**Task description:** Locate each line containing the string "PREVÊ" and copy it out.

*** Input material ***

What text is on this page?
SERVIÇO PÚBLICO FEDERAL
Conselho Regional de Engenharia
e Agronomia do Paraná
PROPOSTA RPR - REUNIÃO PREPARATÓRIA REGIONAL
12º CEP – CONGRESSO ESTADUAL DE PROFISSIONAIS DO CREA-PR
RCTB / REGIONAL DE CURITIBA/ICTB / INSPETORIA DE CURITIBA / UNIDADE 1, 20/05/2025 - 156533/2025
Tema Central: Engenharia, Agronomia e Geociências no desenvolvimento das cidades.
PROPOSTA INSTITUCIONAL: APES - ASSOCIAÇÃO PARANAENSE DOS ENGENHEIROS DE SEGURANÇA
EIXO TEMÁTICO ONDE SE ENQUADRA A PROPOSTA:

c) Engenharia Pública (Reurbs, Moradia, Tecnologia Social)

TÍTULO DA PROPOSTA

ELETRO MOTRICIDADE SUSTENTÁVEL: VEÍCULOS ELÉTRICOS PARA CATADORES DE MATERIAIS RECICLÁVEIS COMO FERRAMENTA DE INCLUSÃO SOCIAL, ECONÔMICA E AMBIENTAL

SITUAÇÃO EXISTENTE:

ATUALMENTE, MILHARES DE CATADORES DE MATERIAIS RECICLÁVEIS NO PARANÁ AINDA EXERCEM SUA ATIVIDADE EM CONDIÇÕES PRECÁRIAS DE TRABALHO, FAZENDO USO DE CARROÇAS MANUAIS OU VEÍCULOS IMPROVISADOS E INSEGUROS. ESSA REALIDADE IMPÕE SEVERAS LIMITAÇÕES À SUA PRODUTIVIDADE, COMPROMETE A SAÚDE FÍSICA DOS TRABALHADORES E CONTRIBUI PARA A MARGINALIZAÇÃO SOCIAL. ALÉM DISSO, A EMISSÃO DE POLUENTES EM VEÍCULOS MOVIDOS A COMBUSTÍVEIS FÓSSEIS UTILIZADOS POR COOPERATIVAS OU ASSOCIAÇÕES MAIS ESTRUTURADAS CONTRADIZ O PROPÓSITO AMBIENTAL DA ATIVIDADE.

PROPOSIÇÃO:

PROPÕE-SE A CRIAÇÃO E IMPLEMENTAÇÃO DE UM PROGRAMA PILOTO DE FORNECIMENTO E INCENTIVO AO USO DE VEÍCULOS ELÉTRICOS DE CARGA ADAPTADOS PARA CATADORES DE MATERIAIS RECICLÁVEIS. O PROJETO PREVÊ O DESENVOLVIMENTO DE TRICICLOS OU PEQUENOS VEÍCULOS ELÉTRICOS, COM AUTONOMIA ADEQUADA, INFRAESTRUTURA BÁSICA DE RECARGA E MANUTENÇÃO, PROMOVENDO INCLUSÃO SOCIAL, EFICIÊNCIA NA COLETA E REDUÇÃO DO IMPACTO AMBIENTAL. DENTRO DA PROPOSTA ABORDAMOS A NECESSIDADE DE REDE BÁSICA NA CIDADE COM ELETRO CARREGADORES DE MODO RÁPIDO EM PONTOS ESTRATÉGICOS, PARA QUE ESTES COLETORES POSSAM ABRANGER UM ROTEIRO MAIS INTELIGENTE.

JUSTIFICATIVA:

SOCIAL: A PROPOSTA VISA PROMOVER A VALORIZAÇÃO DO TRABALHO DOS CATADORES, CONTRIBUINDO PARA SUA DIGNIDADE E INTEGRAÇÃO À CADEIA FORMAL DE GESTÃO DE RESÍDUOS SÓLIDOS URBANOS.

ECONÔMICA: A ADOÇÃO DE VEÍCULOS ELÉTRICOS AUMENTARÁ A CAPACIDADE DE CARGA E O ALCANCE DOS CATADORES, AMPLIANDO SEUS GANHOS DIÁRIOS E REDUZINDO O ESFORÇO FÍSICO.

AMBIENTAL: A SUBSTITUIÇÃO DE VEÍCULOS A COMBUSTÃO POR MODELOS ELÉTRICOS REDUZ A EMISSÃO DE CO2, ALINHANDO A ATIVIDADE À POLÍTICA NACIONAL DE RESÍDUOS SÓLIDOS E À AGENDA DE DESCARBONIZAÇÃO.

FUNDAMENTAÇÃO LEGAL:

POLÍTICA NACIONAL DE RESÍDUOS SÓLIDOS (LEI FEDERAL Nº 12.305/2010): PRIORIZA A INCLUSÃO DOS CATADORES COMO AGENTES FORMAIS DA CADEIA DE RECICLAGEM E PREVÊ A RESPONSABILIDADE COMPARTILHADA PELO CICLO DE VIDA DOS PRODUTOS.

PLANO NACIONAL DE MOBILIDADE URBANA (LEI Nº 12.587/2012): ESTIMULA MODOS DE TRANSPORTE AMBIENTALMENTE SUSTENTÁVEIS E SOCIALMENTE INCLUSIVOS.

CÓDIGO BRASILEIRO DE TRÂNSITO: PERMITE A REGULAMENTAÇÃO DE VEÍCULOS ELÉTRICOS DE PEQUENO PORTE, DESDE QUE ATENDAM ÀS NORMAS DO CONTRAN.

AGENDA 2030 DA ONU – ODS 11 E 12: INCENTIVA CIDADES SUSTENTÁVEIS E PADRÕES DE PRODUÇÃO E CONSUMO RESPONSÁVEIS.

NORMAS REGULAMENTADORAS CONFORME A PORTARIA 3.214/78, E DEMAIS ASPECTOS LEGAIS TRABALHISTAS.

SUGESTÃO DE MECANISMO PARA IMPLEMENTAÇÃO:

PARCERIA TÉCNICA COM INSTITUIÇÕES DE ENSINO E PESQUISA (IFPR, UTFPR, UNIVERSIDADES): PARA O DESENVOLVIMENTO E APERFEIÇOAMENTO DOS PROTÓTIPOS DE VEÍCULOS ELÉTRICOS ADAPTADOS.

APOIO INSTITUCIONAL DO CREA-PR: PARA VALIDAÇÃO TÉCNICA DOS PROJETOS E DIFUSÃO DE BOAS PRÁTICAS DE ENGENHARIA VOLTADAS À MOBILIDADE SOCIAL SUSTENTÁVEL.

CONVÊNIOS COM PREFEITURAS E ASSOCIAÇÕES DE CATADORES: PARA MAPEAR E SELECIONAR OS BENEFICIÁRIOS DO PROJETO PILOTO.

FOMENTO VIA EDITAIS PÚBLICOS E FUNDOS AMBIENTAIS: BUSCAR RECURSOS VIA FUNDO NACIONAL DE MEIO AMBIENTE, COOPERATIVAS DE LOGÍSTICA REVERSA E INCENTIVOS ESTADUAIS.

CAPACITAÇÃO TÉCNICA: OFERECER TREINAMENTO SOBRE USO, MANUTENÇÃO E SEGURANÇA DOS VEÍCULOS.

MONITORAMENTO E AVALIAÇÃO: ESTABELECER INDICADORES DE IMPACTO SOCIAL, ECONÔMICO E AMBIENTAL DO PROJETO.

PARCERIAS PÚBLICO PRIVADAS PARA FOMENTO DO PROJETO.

***

**Written reply:**
PROPÕE-SE A CRIAÇÃO E IMPLEMENTAÇÃO DE UM PROGRAMA PILOTO DE FORNECIMENTO E INCENTIVO AO USO DE VEÍCULOS ELÉTRICOS DE CARGA ADAPTADOS PARA CATADORES DE MATERIAIS RECICLÁVEIS. O PROJETO PREVÊ O DESENVOLVIMENTO DE TRICICLOS OU PEQUENOS VEÍCULOS ELÉTRICOS, COM AUTONOMIA ADEQUADA, INFRAESTRUTURA BÁSICA DE RECARGA E MANUTENÇÃO, PROMOVENDO INCLUSÃO SOCIAL, EFICIÊNCIA NA COLETA E REDUÇÃO DO IMPACTO AMBIENTAL. DENTRO DA PROPOSTA ABORDAMOS A NECESSIDADE DE REDE BÁSICA NA CIDADE COM ELETRO CARREGADORES DE MODO RÁPIDO EM PONTOS ESTRATÉGICOS, PARA QUE ESTES COLETORES POSSAM ABRANGER UM ROTEIRO MAIS INTELIGENTE.
POLÍTICA NACIONAL DE RESÍDUOS SÓLIDOS (LEI FEDERAL Nº 12.305/2010): PRIORIZA A INCLUSÃO DOS CATADORES COMO AGENTES FORMAIS DA CADEIA DE RECICLAGEM E PREVÊ A RESPONSABILIDADE COMPARTILHADA PELO CICLO DE VIDA DOS PRODUTOS.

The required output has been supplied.